### DATA FOR PROCESSING:
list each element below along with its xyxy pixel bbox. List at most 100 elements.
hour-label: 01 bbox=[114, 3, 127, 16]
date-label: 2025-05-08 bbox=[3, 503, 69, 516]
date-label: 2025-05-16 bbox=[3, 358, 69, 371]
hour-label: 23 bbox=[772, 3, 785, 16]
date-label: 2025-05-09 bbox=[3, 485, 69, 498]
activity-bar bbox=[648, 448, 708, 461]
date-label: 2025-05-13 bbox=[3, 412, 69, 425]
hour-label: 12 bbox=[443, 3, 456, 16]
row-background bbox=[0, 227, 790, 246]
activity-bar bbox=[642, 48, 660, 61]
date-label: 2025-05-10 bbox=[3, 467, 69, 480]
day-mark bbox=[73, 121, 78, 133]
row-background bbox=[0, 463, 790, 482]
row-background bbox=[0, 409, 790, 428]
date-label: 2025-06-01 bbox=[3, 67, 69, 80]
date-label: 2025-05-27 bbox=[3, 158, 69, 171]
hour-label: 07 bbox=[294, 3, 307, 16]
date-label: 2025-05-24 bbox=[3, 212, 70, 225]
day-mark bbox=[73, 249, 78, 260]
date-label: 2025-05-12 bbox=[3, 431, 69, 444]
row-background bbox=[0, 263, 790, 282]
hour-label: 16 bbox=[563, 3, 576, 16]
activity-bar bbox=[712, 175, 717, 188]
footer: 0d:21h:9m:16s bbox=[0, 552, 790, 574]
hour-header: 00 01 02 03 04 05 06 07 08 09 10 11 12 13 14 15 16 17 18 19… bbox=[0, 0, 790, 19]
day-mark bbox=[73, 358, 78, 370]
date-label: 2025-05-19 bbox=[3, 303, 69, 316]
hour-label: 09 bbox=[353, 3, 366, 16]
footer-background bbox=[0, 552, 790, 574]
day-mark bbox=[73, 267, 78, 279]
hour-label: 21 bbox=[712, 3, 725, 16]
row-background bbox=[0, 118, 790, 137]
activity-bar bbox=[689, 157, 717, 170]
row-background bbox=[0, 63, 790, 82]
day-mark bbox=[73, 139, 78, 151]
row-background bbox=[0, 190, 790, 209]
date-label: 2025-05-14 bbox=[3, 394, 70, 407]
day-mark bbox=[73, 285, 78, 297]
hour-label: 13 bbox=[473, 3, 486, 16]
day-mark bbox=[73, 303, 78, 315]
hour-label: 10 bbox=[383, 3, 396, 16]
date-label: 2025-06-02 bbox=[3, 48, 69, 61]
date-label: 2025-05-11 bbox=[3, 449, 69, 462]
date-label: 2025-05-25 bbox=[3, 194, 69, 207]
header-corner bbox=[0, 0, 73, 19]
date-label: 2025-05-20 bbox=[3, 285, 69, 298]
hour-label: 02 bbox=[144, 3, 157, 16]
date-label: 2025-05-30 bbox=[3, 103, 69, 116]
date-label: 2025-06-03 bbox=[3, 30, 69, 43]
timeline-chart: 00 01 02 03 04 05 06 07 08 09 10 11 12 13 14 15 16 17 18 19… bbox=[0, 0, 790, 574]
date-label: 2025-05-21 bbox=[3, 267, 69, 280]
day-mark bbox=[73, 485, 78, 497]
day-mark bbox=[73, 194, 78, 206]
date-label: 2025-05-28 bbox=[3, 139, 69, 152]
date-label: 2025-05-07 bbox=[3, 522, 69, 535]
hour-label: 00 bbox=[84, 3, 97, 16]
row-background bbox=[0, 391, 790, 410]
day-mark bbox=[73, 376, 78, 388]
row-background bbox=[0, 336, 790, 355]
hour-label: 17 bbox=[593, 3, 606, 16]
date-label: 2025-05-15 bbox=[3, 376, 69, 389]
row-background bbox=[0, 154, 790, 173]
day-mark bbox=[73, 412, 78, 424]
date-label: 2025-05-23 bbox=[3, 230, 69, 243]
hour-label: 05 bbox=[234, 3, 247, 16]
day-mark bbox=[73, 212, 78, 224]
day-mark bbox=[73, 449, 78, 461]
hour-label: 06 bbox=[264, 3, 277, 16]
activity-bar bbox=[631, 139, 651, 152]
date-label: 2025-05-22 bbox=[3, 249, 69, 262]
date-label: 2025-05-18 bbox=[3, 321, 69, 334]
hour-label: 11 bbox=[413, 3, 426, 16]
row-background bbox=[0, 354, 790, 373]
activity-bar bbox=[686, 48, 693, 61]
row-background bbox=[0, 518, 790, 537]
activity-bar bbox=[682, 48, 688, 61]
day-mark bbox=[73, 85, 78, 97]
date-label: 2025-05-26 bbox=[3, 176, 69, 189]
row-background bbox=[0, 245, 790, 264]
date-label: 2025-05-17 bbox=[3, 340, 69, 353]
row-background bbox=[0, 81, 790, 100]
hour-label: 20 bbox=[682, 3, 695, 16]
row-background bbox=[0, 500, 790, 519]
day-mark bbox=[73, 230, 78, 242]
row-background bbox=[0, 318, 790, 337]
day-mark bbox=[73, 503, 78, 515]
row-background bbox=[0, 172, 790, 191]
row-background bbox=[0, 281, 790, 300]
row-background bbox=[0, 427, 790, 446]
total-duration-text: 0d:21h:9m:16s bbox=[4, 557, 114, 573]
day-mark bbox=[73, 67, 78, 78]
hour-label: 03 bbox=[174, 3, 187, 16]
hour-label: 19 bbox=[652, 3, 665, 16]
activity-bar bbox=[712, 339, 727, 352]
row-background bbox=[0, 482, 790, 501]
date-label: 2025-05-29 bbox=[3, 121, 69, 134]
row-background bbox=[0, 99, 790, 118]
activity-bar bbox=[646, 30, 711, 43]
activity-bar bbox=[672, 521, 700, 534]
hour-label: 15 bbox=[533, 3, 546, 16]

### STATED GOAL:
Find every line in the rows above that contains the word "footer", with case counting, and copy each of those lines in full.

### TASK SOLUTION:
footer: 0d:21h:9m:16s bbox=[0, 552, 790, 574]
footer-background bbox=[0, 552, 790, 574]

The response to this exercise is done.